**DATA TO PROCESS**
▼
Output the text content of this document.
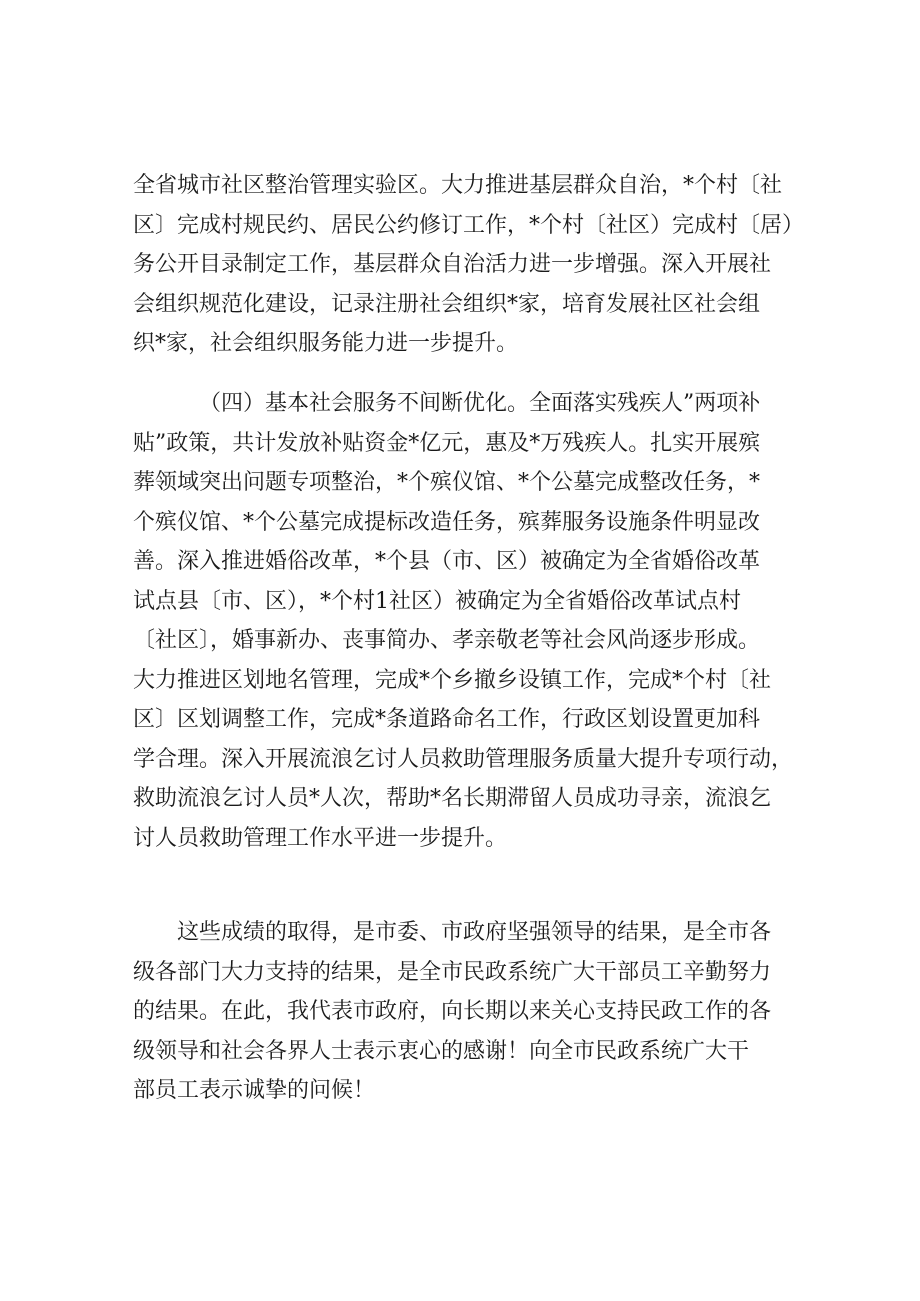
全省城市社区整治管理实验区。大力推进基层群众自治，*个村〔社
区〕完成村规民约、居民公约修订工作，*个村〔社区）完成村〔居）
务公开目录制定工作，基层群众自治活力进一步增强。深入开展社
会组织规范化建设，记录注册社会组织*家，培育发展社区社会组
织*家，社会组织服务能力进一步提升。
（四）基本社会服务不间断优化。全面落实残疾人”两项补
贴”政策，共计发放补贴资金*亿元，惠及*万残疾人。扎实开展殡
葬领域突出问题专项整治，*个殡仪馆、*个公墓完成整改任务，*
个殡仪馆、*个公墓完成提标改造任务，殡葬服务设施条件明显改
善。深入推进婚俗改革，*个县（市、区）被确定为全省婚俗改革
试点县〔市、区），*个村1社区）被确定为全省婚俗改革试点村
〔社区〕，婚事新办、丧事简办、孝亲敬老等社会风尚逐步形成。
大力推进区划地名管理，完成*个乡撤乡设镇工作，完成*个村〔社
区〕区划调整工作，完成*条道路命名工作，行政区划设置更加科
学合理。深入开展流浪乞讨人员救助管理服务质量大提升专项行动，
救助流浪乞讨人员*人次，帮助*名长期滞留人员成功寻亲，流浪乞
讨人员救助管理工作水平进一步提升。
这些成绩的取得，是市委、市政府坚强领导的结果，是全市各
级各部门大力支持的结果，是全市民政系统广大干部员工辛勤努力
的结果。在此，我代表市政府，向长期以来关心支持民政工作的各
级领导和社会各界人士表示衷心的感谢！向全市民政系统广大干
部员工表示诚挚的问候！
▲
▼
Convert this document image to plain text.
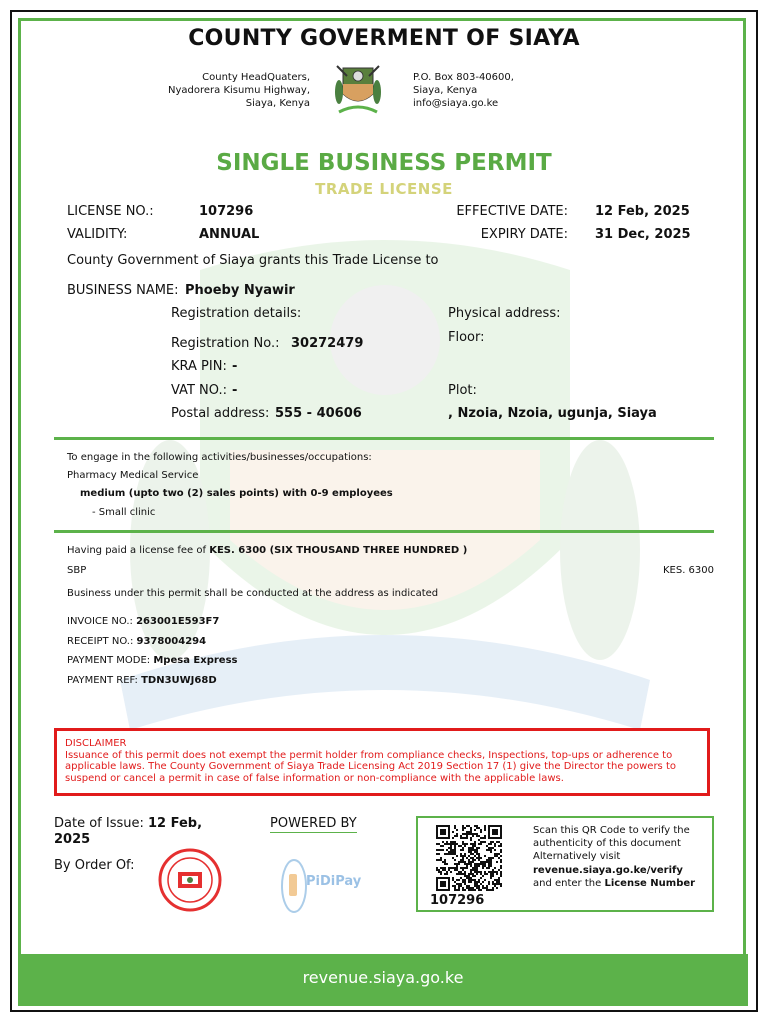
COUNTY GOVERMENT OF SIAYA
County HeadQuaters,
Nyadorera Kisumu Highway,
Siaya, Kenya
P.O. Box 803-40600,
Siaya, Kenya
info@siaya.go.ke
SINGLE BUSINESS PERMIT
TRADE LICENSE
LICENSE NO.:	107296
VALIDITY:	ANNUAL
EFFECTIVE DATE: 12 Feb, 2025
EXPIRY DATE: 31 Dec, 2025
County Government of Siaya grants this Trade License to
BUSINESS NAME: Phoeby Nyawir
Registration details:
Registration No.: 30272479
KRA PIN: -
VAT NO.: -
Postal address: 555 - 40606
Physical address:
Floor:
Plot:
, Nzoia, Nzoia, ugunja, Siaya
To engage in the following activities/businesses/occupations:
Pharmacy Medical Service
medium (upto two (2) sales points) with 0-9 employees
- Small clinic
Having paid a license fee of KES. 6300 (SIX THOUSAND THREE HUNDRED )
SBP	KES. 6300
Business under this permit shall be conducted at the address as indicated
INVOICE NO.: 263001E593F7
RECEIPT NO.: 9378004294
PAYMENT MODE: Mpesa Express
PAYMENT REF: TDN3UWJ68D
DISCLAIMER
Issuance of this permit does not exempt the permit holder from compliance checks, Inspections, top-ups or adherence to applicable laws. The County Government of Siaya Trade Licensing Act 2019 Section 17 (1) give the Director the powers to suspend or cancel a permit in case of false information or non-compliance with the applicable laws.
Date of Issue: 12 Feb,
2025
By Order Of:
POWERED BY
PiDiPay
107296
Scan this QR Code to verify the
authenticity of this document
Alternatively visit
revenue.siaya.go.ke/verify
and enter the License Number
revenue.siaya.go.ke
▲
▼
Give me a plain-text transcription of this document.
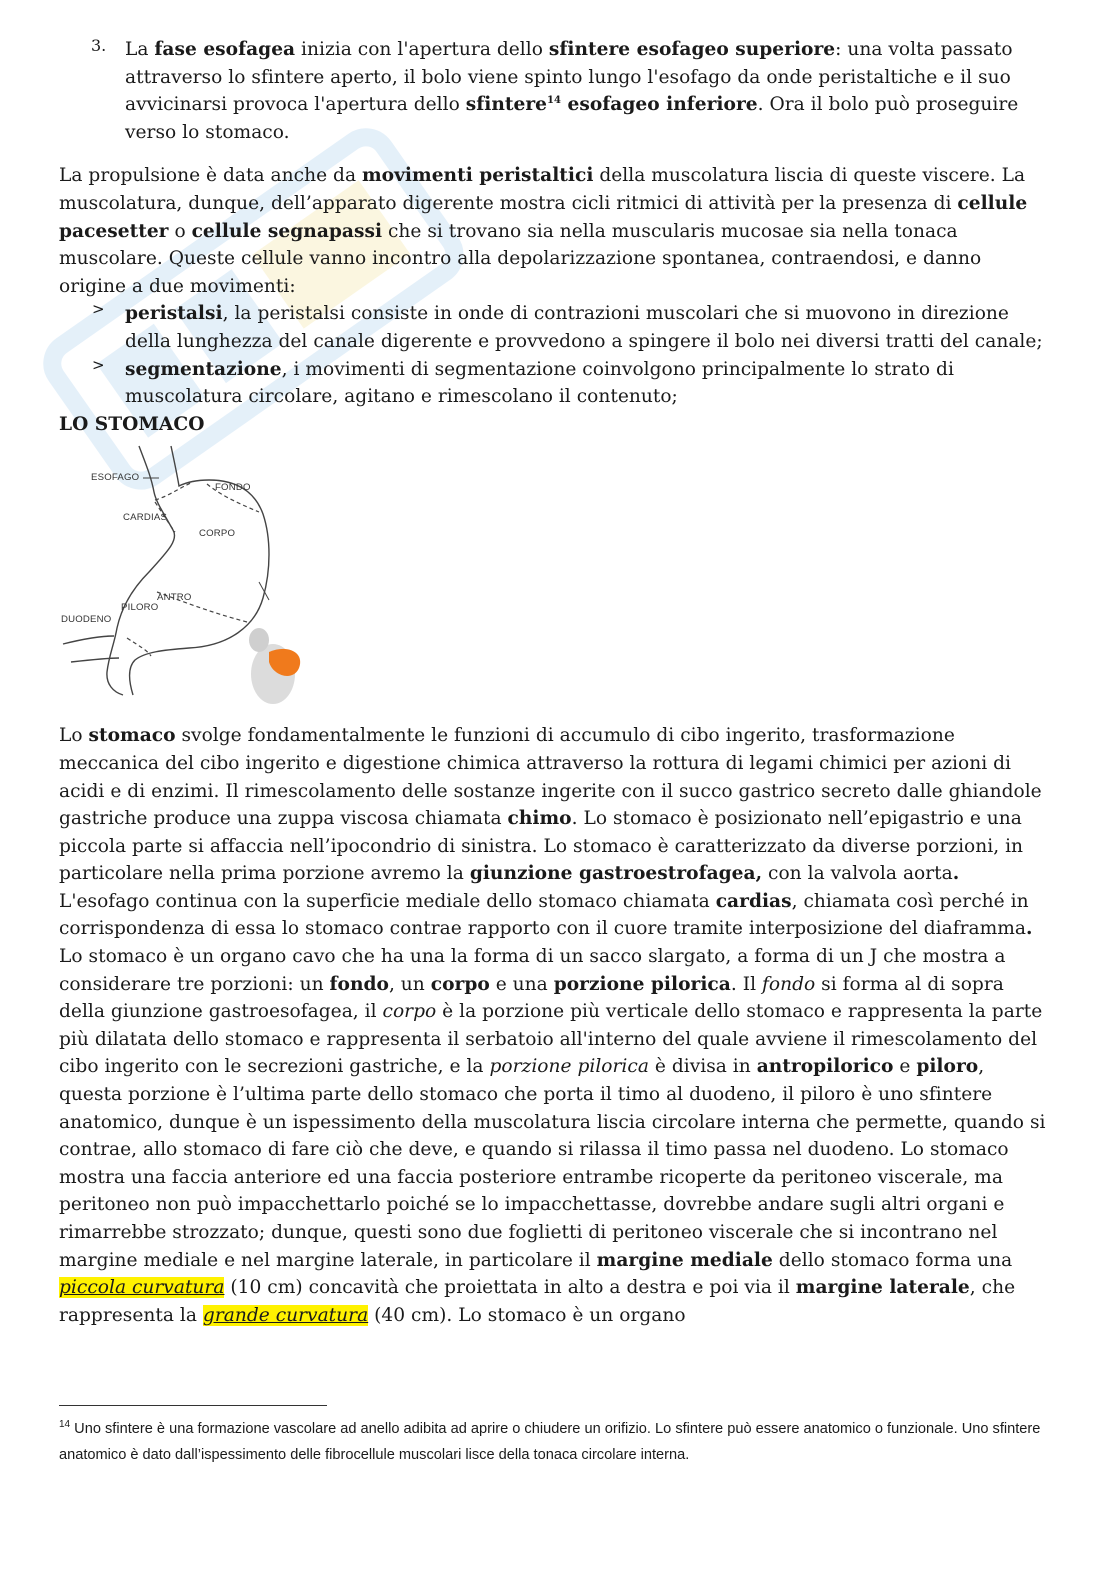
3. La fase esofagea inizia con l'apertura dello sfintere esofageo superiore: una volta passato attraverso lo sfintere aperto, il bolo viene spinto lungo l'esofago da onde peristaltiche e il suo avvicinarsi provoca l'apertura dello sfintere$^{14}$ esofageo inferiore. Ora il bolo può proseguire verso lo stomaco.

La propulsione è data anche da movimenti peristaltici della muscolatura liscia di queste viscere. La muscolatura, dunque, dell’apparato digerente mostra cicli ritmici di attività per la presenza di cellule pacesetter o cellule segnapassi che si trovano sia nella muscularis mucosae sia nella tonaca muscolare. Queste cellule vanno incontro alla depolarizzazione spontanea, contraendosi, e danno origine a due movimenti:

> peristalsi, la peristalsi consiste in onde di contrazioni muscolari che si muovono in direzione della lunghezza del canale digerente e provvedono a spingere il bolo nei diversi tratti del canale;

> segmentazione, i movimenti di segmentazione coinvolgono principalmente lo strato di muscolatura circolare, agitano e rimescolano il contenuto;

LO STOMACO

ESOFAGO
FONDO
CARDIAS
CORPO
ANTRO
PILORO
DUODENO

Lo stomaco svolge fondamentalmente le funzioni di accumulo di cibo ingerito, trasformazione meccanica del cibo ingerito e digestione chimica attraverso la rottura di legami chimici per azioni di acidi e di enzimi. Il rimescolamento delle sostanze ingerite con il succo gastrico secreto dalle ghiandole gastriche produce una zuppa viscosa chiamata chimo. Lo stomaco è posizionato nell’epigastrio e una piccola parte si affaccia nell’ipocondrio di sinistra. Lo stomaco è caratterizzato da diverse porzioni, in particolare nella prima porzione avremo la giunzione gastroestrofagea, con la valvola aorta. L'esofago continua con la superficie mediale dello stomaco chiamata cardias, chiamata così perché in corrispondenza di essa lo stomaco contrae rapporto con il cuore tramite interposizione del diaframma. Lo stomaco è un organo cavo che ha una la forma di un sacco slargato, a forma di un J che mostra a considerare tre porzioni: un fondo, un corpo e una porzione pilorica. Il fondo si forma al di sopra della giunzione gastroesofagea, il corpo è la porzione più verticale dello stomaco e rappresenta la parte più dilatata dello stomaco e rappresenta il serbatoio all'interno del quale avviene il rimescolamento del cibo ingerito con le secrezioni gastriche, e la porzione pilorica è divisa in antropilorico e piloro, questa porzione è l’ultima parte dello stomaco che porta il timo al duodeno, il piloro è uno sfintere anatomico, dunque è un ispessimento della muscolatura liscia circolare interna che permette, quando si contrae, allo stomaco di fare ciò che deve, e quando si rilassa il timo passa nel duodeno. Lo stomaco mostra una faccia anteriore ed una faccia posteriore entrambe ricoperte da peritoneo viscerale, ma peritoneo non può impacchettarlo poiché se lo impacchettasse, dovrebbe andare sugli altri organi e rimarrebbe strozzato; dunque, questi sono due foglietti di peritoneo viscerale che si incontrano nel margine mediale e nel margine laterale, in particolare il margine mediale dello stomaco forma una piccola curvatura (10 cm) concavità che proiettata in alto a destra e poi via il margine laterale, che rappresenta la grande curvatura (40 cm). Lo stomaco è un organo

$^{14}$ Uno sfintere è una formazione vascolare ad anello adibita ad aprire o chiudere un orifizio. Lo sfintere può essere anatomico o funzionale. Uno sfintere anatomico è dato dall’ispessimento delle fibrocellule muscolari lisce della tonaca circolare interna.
▲
**WHAT IS ASKED**
Look for the word "document" in every line of the listing and copy the lines that have it.

**OUTPUT**
Output the text content of this document.
Convert this document image to plain text.
authenticity of this document
Give me a plain-text transcription of this document.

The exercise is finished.